Data entries:
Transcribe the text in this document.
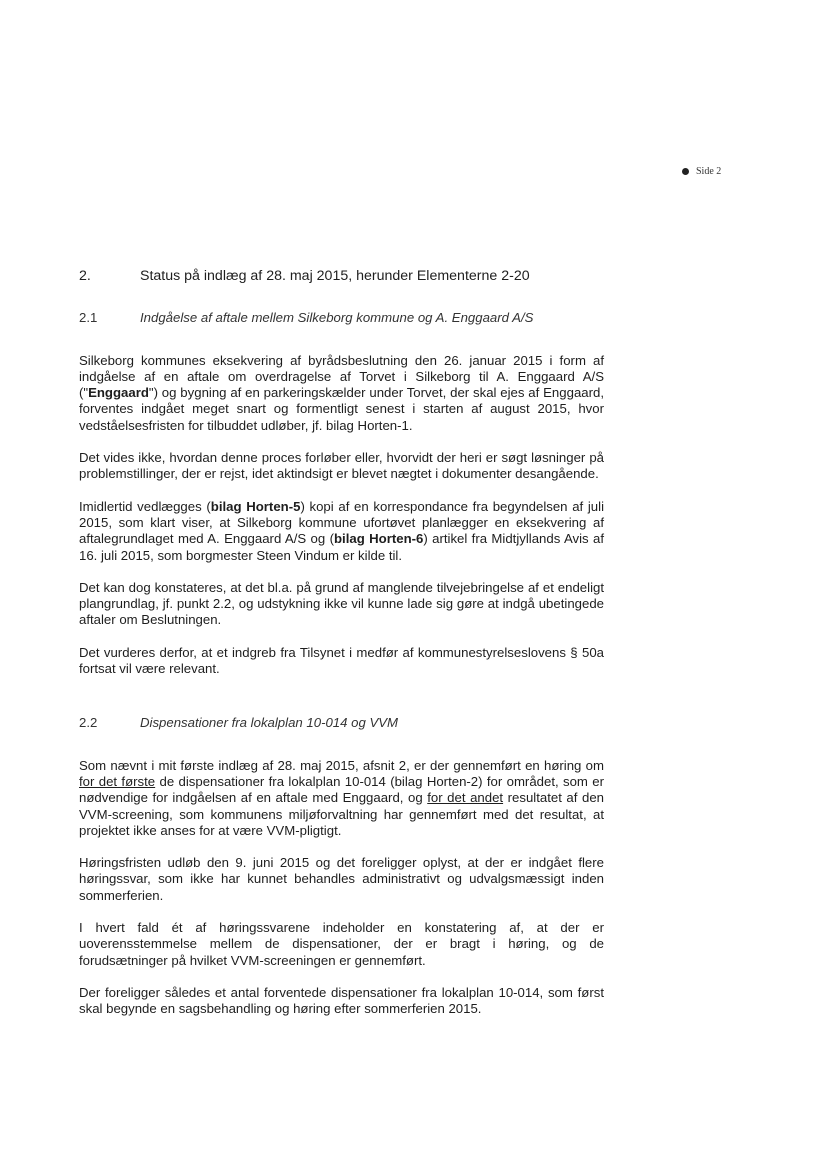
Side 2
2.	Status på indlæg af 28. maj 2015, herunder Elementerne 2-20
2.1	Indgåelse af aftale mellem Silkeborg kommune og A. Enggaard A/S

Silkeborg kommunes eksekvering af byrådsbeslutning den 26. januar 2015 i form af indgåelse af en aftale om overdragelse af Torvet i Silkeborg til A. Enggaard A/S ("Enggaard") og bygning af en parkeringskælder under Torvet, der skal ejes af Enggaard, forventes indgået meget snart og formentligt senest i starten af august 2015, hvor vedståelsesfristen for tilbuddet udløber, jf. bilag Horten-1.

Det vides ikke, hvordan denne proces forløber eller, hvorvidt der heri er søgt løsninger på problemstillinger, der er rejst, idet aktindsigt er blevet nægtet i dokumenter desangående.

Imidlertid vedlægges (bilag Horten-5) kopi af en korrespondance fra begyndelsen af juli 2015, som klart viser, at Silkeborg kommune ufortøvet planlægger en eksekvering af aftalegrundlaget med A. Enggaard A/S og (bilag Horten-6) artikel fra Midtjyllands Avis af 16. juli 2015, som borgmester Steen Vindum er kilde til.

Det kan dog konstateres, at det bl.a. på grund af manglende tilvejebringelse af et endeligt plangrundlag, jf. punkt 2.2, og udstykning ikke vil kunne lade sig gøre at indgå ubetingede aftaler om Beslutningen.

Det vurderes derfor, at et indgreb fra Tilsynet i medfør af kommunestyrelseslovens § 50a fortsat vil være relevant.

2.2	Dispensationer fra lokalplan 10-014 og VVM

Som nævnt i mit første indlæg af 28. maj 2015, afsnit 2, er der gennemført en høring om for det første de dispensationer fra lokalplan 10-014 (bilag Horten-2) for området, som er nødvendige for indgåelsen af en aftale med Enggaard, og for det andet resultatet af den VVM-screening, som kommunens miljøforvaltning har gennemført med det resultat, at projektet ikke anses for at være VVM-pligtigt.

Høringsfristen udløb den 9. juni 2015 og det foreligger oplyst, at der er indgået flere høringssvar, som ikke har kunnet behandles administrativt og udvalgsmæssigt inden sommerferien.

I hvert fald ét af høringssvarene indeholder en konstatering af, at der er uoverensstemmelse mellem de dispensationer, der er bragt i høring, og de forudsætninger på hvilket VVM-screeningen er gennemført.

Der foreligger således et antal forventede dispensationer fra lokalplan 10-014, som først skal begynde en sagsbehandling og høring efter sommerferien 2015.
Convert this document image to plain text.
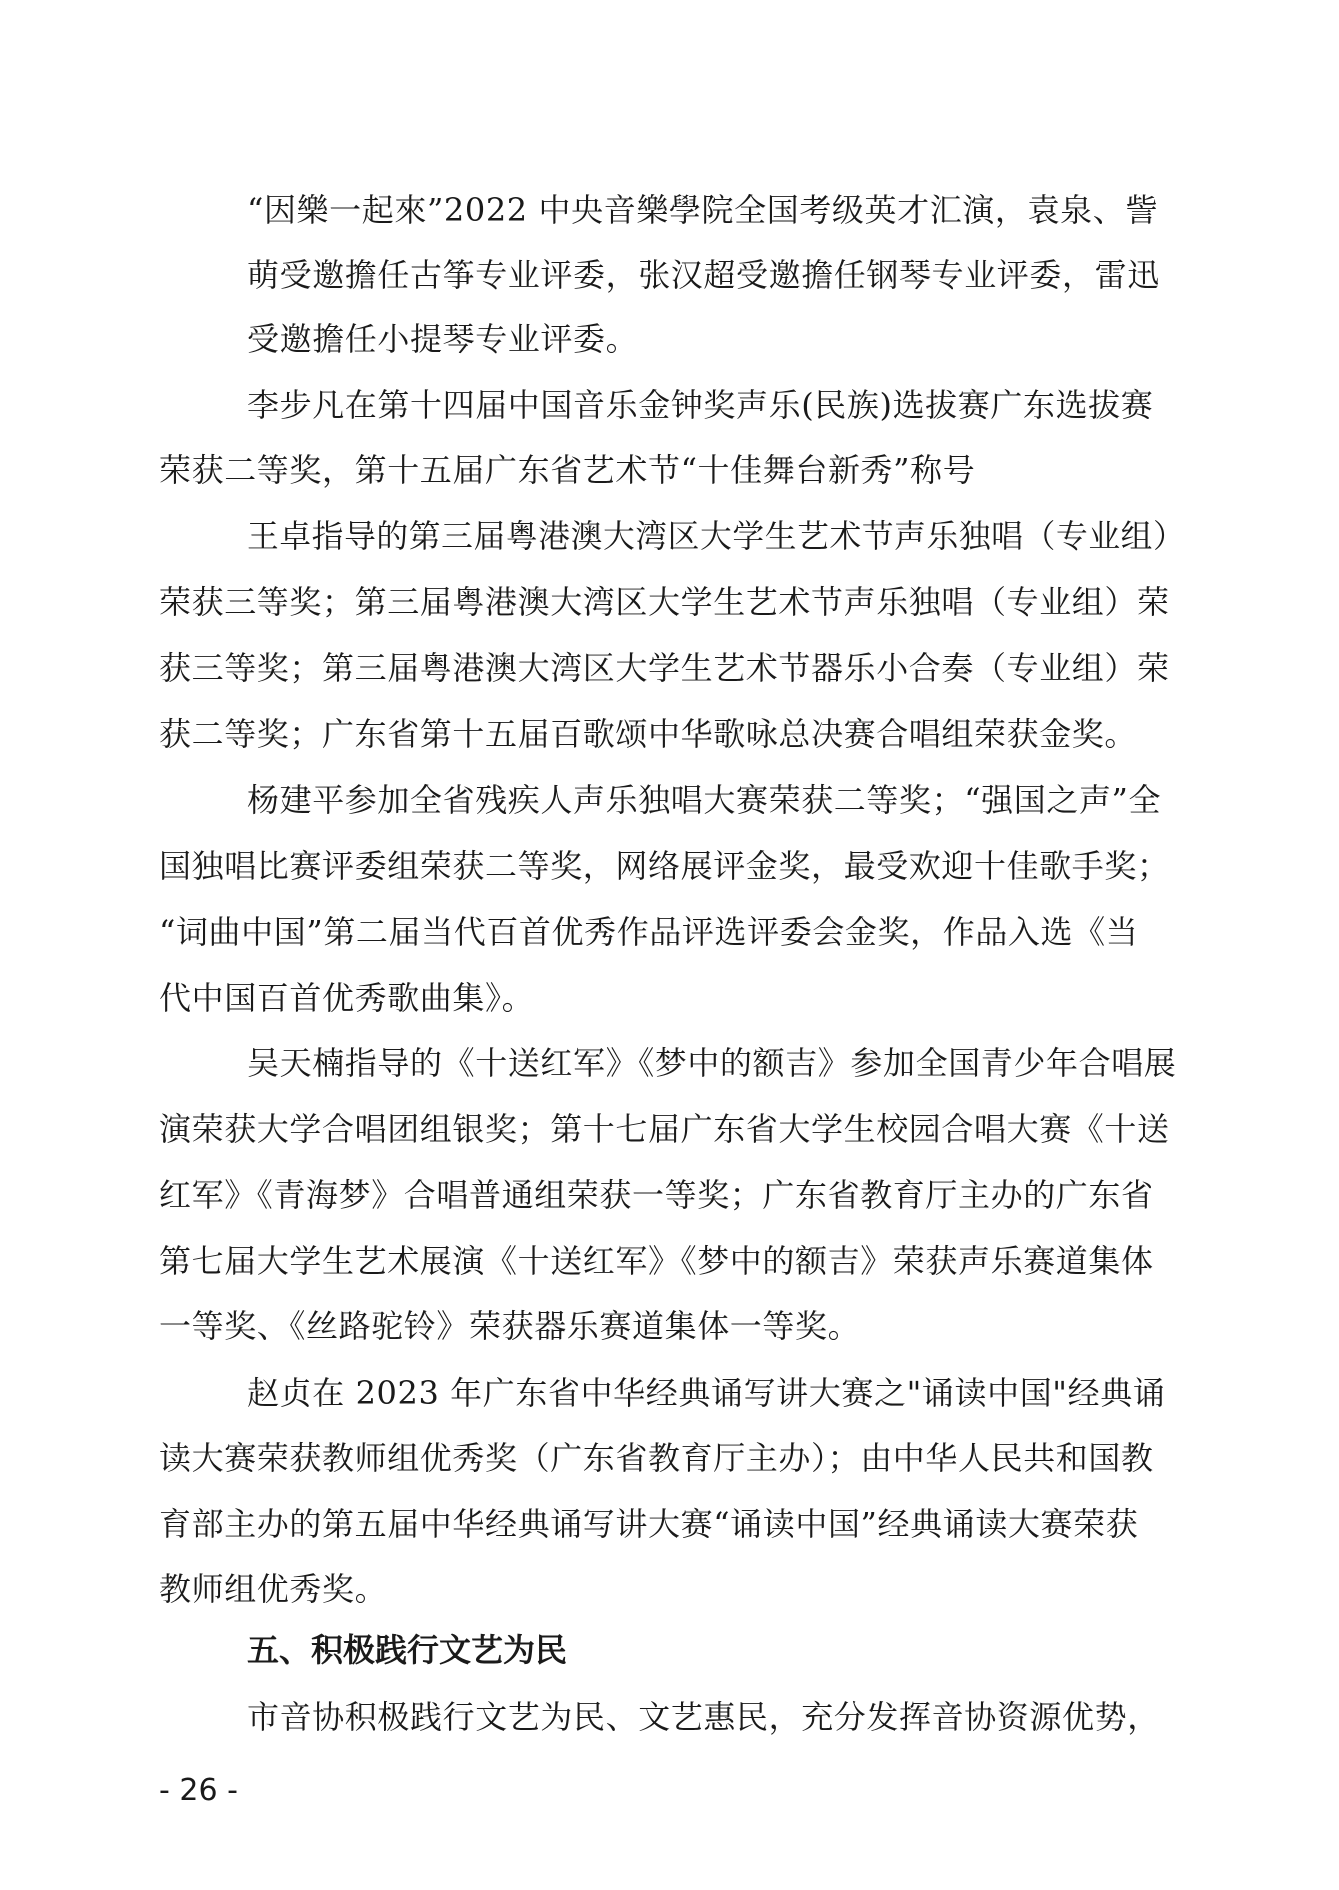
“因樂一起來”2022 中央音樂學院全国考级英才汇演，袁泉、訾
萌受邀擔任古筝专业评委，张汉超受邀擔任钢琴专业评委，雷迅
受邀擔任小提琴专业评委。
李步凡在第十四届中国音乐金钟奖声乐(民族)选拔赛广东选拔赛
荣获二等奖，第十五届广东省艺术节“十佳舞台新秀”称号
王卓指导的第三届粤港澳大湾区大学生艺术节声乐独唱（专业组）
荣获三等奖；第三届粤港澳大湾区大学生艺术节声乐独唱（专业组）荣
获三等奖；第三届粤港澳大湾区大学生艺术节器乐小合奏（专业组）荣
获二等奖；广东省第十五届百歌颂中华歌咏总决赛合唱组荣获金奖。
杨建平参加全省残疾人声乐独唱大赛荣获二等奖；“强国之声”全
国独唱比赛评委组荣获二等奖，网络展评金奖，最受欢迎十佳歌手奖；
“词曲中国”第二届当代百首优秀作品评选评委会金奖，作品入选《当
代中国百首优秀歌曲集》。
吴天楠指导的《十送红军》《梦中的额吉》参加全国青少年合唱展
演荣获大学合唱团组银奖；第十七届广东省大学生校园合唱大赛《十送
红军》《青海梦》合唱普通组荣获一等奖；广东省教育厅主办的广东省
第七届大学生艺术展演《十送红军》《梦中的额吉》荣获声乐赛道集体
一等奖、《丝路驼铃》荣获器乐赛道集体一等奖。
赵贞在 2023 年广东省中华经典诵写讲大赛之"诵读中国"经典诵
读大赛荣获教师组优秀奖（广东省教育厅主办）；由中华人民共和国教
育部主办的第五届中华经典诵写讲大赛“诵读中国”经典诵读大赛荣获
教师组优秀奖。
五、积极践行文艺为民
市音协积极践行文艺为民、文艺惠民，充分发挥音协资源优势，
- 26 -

Task objective: Reproduce the full listing above verbatim, with no pictures included.

Answer below:
Transcribe the text in this document.
Side 2
2.	Status på indlæg af 28. maj 2015, herunder Elementerne 2-20
2.1	Indgåelse af aftale mellem Silkeborg kommune og A. Enggaard A/S

Silkeborg kommunes eksekvering af byrådsbeslutning den 26. januar 2015 i form af indgåelse af en aftale om overdragelse af Torvet i Silkeborg til A. Enggaard A/S ("Enggaard") og bygning af en parkeringskælder under Torvet, der skal ejes af Enggaard, forventes indgået meget snart og formentligt senest i starten af august 2015, hvor vedståelsesfristen for tilbuddet udløber, jf. bilag Horten-1.

Det vides ikke, hvordan denne proces forløber eller, hvorvidt der heri er søgt løsninger på problemstillinger, der er rejst, idet aktindsigt er blevet nægtet i dokumenter desangående.

Imidlertid vedlægges (bilag Horten-5) kopi af en korrespondance fra begyndelsen af juli 2015, som klart viser, at Silkeborg kommune ufortøvet planlægger en eksekvering af aftalegrundlaget med A. Enggaard A/S og (bilag Horten-6) artikel fra Midtjyllands Avis af 16. juli 2015, som borgmester Steen Vindum er kilde til.

Det kan dog konstateres, at det bl.a. på grund af manglende tilvejebringelse af et endeligt plangrundlag, jf. punkt 2.2, og udstykning ikke vil kunne lade sig gøre at indgå ubetingede aftaler om Beslutningen.

Det vurderes derfor, at et indgreb fra Tilsynet i medfør af kommunestyrelseslovens § 50a fortsat vil være relevant.

2.2	Dispensationer fra lokalplan 10-014 og VVM

Som nævnt i mit første indlæg af 28. maj 2015, afsnit 2, er der gennemført en høring om for det første de dispensationer fra lokalplan 10-014 (bilag Horten-2) for området, som er nødvendige for indgåelsen af en aftale med Enggaard, og for det andet resultatet af den VVM-screening, som kommunens miljøforvaltning har gennemført med det resultat, at projektet ikke anses for at være VVM-pligtigt.

Høringsfristen udløb den 9. juni 2015 og det foreligger oplyst, at der er indgået flere høringssvar, som ikke har kunnet behandles administrativt og udvalgsmæssigt inden sommerferien.

I hvert fald ét af høringssvarene indeholder en konstatering af, at der er uoverensstemmelse mellem de dispensationer, der er bragt i høring, og de forudsætninger på hvilket VVM-screeningen er gennemført.

Der foreligger således et antal forventede dispensationer fra lokalplan 10-014, som først skal begynde en sagsbehandling og høring efter sommerferien 2015.
Convert this document image to plain text.
“因樂一起來”2022 中央音樂學院全国考级英才汇演，袁泉、訾
萌受邀擔任古筝专业评委，张汉超受邀擔任钢琴专业评委，雷迅
受邀擔任小提琴专业评委。
李步凡在第十四届中国音乐金钟奖声乐(民族)选拔赛广东选拔赛
荣获二等奖，第十五届广东省艺术节“十佳舞台新秀”称号
王卓指导的第三届粤港澳大湾区大学生艺术节声乐独唱（专业组）
荣获三等奖；第三届粤港澳大湾区大学生艺术节声乐独唱（专业组）荣
获三等奖；第三届粤港澳大湾区大学生艺术节器乐小合奏（专业组）荣
获二等奖；广东省第十五届百歌颂中华歌咏总决赛合唱组荣获金奖。
杨建平参加全省残疾人声乐独唱大赛荣获二等奖；“强国之声”全
国独唱比赛评委组荣获二等奖，网络展评金奖，最受欢迎十佳歌手奖；
“词曲中国”第二届当代百首优秀作品评选评委会金奖，作品入选《当
代中国百首优秀歌曲集》。
吴天楠指导的《十送红军》《梦中的额吉》参加全国青少年合唱展
演荣获大学合唱团组银奖；第十七届广东省大学生校园合唱大赛《十送
红军》《青海梦》合唱普通组荣获一等奖；广东省教育厅主办的广东省
第七届大学生艺术展演《十送红军》《梦中的额吉》荣获声乐赛道集体
一等奖、《丝路驼铃》荣获器乐赛道集体一等奖。
赵贞在 2023 年广东省中华经典诵写讲大赛之"诵读中国"经典诵
读大赛荣获教师组优秀奖（广东省教育厅主办）；由中华人民共和国教
育部主办的第五届中华经典诵写讲大赛“诵读中国”经典诵读大赛荣获
教师组优秀奖。
五、积极践行文艺为民
市音协积极践行文艺为民、文艺惠民，充分发挥音协资源优势，
- 26 -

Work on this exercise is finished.